Stored records:
━━━━━━━━━━━━━━━━━━━━
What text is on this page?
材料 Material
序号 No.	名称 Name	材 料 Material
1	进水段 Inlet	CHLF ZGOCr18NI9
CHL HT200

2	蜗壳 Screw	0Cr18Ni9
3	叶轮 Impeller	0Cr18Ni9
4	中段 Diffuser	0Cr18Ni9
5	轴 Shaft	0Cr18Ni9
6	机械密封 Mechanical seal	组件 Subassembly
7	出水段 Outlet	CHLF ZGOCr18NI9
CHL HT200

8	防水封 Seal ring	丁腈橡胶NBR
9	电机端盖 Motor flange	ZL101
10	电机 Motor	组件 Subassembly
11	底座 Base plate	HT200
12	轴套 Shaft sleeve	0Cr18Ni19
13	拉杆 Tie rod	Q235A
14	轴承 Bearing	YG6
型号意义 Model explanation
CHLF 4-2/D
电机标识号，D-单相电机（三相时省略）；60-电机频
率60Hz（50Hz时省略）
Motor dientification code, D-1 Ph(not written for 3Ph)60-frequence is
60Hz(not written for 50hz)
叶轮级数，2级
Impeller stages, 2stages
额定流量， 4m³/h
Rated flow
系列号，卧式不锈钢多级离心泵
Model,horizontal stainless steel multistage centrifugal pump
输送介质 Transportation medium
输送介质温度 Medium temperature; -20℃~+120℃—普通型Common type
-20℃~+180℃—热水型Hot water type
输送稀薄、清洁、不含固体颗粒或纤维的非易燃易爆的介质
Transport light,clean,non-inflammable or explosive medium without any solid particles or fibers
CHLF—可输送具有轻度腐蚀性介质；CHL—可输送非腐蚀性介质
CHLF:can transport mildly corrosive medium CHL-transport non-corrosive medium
━━━━━━━━━━━━━━━━━━━━
PROMPT |
Give the listing again, word for word.

ANSWER TO THE EXERCISE |
What text is on this page?
材料 Material
序号 No.	名称 Name	材 料 Material
1	进水段 Inlet	CHLF ZGOCr18NI9
CHL HT200

2	蜗壳 Screw	0Cr18Ni9
3	叶轮 Impeller	0Cr18Ni9
4	中段 Diffuser	0Cr18Ni9
5	轴 Shaft	0Cr18Ni9
6	机械密封 Mechanical seal	组件 Subassembly
7	出水段 Outlet	CHLF ZGOCr18NI9
CHL HT200

8	防水封 Seal ring	丁腈橡胶NBR
9	电机端盖 Motor flange	ZL101
10	电机 Motor	组件 Subassembly
11	底座 Base plate	HT200
12	轴套 Shaft sleeve	0Cr18Ni19
13	拉杆 Tie rod	Q235A
14	轴承 Bearing	YG6
型号意义 Model explanation
CHLF 4-2/D
电机标识号，D-单相电机（三相时省略）；60-电机频
率60Hz（50Hz时省略）
Motor dientification code, D-1 Ph(not written for 3Ph)60-frequence is
60Hz(not written for 50hz)
叶轮级数，2级
Impeller stages, 2stages
额定流量， 4m³/h
Rated flow
系列号，卧式不锈钢多级离心泵
Model,horizontal stainless steel multistage centrifugal pump
输送介质 Transportation medium
输送介质温度 Medium temperature; -20℃~+120℃—普通型Common type
-20℃~+180℃—热水型Hot water type
输送稀薄、清洁、不含固体颗粒或纤维的非易燃易爆的介质
Transport light,clean,non-inflammable or explosive medium without any solid particles or fibers
CHLF—可输送具有轻度腐蚀性介质；CHL—可输送非腐蚀性介质
CHLF:can transport mildly corrosive medium CHL-transport non-corrosive medium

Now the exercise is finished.